Image-based layout entries:
======

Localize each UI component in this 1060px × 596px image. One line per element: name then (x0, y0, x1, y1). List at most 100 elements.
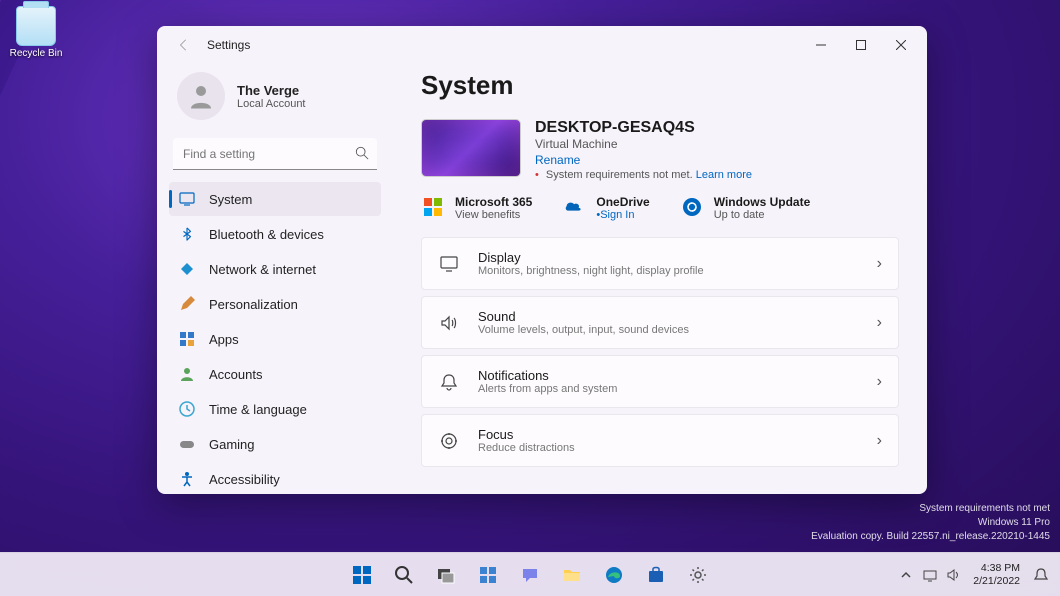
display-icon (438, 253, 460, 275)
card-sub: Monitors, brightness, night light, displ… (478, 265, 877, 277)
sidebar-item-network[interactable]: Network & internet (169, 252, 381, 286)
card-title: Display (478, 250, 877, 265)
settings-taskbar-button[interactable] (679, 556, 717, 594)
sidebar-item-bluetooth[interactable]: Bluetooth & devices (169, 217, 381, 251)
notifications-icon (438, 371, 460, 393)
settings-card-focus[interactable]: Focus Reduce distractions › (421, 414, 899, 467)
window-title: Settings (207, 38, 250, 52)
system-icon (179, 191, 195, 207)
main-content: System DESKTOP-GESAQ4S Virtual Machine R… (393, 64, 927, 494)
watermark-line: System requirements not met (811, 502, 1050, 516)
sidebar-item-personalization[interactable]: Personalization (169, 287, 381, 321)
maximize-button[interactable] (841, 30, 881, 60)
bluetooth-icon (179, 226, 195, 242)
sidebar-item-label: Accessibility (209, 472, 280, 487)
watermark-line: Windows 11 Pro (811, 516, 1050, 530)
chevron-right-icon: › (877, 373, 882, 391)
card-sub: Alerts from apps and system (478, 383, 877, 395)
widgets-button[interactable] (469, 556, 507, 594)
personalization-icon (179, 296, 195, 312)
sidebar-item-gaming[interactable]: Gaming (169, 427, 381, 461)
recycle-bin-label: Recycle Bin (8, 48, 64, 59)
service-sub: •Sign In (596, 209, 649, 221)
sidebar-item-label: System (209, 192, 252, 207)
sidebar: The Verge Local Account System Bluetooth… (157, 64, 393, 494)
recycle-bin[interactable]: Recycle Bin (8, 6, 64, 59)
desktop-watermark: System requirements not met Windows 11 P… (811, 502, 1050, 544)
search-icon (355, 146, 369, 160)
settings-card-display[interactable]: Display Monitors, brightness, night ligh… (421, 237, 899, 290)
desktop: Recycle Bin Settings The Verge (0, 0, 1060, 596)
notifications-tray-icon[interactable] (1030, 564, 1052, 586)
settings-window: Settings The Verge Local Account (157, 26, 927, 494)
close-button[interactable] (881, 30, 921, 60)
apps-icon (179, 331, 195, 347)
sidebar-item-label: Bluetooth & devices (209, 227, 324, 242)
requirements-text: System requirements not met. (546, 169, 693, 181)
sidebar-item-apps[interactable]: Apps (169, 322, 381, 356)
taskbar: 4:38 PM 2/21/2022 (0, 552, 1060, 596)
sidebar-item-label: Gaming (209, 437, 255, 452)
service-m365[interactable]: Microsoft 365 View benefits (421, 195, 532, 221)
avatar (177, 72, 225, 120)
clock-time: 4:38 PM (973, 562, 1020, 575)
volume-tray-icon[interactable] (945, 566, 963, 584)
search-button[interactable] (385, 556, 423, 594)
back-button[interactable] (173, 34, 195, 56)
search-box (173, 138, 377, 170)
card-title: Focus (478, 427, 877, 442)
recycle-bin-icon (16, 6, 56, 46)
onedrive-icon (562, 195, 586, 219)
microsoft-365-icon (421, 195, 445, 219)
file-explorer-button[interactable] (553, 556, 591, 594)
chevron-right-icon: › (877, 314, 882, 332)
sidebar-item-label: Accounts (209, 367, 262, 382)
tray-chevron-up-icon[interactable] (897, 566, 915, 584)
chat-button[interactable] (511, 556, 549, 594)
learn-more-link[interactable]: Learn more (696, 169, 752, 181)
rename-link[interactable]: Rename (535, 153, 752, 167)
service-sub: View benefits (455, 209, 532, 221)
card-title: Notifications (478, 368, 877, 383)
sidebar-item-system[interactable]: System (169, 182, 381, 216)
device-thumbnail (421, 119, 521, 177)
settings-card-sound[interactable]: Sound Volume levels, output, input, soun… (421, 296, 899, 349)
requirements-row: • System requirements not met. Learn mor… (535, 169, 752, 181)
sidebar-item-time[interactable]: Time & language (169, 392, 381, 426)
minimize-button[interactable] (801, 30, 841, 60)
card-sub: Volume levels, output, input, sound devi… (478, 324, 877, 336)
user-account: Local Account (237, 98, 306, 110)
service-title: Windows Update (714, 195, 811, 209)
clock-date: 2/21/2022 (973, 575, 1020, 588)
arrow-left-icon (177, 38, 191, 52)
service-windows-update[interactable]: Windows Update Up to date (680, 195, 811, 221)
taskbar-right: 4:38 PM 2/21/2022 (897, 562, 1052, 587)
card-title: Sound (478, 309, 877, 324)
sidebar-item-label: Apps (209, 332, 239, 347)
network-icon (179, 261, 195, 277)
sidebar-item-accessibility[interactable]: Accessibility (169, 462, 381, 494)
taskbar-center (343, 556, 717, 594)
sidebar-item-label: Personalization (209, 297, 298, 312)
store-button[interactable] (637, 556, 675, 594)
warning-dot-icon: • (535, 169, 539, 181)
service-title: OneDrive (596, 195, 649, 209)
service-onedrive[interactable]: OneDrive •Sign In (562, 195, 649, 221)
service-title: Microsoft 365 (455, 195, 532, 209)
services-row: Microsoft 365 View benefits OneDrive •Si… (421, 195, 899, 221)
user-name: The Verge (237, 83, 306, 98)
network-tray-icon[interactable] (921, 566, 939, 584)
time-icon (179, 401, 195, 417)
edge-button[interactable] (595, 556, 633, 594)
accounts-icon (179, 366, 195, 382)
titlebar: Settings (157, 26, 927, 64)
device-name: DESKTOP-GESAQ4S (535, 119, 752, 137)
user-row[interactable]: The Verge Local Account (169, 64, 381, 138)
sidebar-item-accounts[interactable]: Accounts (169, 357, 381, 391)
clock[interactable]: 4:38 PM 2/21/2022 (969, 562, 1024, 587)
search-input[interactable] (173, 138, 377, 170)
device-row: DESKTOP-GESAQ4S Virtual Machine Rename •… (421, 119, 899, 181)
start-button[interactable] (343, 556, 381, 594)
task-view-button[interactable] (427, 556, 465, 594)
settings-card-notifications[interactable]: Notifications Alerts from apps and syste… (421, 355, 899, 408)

======

§ What the exercise asks
Please rewrite the records, substituting "nav-item-label" for every occurrence of "sidebar-item-label" and changing nothing else. Omit the pictures from your answer.

§ Solution
Localize each UI component in this 1060px × 596px image. One line per element: name then (x0, y0, x1, y1). List at most 100 elements.
display-icon (438, 253, 460, 275)
card-sub: Monitors, brightness, night light, displ… (478, 265, 877, 277)
sidebar-item-network[interactable]: Network & internet (169, 252, 381, 286)
card-title: Display (478, 250, 877, 265)
settings-taskbar-button[interactable] (679, 556, 717, 594)
sidebar-item-bluetooth[interactable]: Bluetooth & devices (169, 217, 381, 251)
notifications-icon (438, 371, 460, 393)
settings-card-focus[interactable]: Focus Reduce distractions › (421, 414, 899, 467)
window-title: Settings (207, 38, 250, 52)
system-icon (179, 191, 195, 207)
main-content: System DESKTOP-GESAQ4S Virtual Machine R… (393, 64, 927, 494)
watermark-line: System requirements not met (811, 502, 1050, 516)
sidebar-item-personalization[interactable]: Personalization (169, 287, 381, 321)
maximize-button[interactable] (841, 30, 881, 60)
bluetooth-icon (179, 226, 195, 242)
nav-item-label: Accessibility (209, 472, 280, 487)
watermark-line: Windows 11 Pro (811, 516, 1050, 530)
chevron-right-icon: › (877, 373, 882, 391)
card-sub: Alerts from apps and system (478, 383, 877, 395)
widgets-button[interactable] (469, 556, 507, 594)
personalization-icon (179, 296, 195, 312)
sidebar-item-gaming[interactable]: Gaming (169, 427, 381, 461)
recycle-bin-label: Recycle Bin (8, 48, 64, 59)
service-sub: •Sign In (596, 209, 649, 221)
nav-item-label: System (209, 192, 252, 207)
sidebar: The Verge Local Account System Bluetooth… (157, 64, 393, 494)
recycle-bin[interactable]: Recycle Bin (8, 6, 64, 59)
desktop-watermark: System requirements not met Windows 11 P… (811, 502, 1050, 544)
search-icon (355, 146, 369, 160)
settings-card-display[interactable]: Display Monitors, brightness, night ligh… (421, 237, 899, 290)
desktop: Recycle Bin Settings The Verge (0, 0, 1060, 596)
notifications-tray-icon[interactable] (1030, 564, 1052, 586)
settings-window: Settings The Verge Local Account (157, 26, 927, 494)
close-button[interactable] (881, 30, 921, 60)
apps-icon (179, 331, 195, 347)
nav-item-label: Bluetooth & devices (209, 227, 324, 242)
requirements-text: System requirements not met. (546, 169, 693, 181)
sidebar-item-apps[interactable]: Apps (169, 322, 381, 356)
taskbar: 4:38 PM 2/21/2022 (0, 552, 1060, 596)
nav-item-label: Gaming (209, 437, 255, 452)
service-m365[interactable]: Microsoft 365 View benefits (421, 195, 532, 221)
avatar (177, 72, 225, 120)
clock-time: 4:38 PM (973, 562, 1020, 575)
volume-tray-icon[interactable] (945, 566, 963, 584)
search-button[interactable] (385, 556, 423, 594)
back-button[interactable] (173, 34, 195, 56)
search-box (173, 138, 377, 170)
card-title: Focus (478, 427, 877, 442)
recycle-bin-icon (16, 6, 56, 46)
onedrive-icon (562, 195, 586, 219)
microsoft-365-icon (421, 195, 445, 219)
file-explorer-button[interactable] (553, 556, 591, 594)
chevron-right-icon: › (877, 314, 882, 332)
nav-item-label: Accounts (209, 367, 262, 382)
tray-chevron-up-icon[interactable] (897, 566, 915, 584)
chat-button[interactable] (511, 556, 549, 594)
learn-more-link[interactable]: Learn more (696, 169, 752, 181)
rename-link[interactable]: Rename (535, 153, 752, 167)
service-sub: View benefits (455, 209, 532, 221)
card-title: Notifications (478, 368, 877, 383)
sidebar-item-system[interactable]: System (169, 182, 381, 216)
device-thumbnail (421, 119, 521, 177)
settings-card-sound[interactable]: Sound Volume levels, output, input, soun… (421, 296, 899, 349)
requirements-row: • System requirements not met. Learn mor… (535, 169, 752, 181)
sidebar-item-time[interactable]: Time & language (169, 392, 381, 426)
minimize-button[interactable] (801, 30, 841, 60)
card-sub: Volume levels, output, input, sound devi… (478, 324, 877, 336)
user-account: Local Account (237, 98, 306, 110)
service-title: Windows Update (714, 195, 811, 209)
clock-date: 2/21/2022 (973, 575, 1020, 588)
arrow-left-icon (177, 38, 191, 52)
service-windows-update[interactable]: Windows Update Up to date (680, 195, 811, 221)
taskbar-right: 4:38 PM 2/21/2022 (897, 562, 1052, 587)
card-title: Sound (478, 309, 877, 324)
nav-item-label: Apps (209, 332, 239, 347)
network-icon (179, 261, 195, 277)
sidebar-item-accessibility[interactable]: Accessibility (169, 462, 381, 494)
taskbar-center (343, 556, 717, 594)
nav-item-label: Personalization (209, 297, 298, 312)
store-button[interactable] (637, 556, 675, 594)
warning-dot-icon: • (535, 169, 539, 181)
service-title: OneDrive (596, 195, 649, 209)
service-onedrive[interactable]: OneDrive •Sign In (562, 195, 649, 221)
service-title: Microsoft 365 (455, 195, 532, 209)
services-row: Microsoft 365 View benefits OneDrive •Si… (421, 195, 899, 221)
user-name: The Verge (237, 83, 306, 98)
network-tray-icon[interactable] (921, 566, 939, 584)
time-icon (179, 401, 195, 417)
edge-button[interactable] (595, 556, 633, 594)
accounts-icon (179, 366, 195, 382)
titlebar: Settings (157, 26, 927, 64)
device-name: DESKTOP-GESAQ4S (535, 119, 752, 137)
user-row[interactable]: The Verge Local Account (169, 64, 381, 138)
sidebar-item-accounts[interactable]: Accounts (169, 357, 381, 391)
clock[interactable]: 4:38 PM 2/21/2022 (969, 562, 1024, 587)
search-input[interactable] (173, 138, 377, 170)
device-row: DESKTOP-GESAQ4S Virtual Machine Rename •… (421, 119, 899, 181)
start-button[interactable] (343, 556, 381, 594)
task-view-button[interactable] (427, 556, 465, 594)
settings-card-notifications[interactable]: Notifications Alerts from apps and syste… (421, 355, 899, 408)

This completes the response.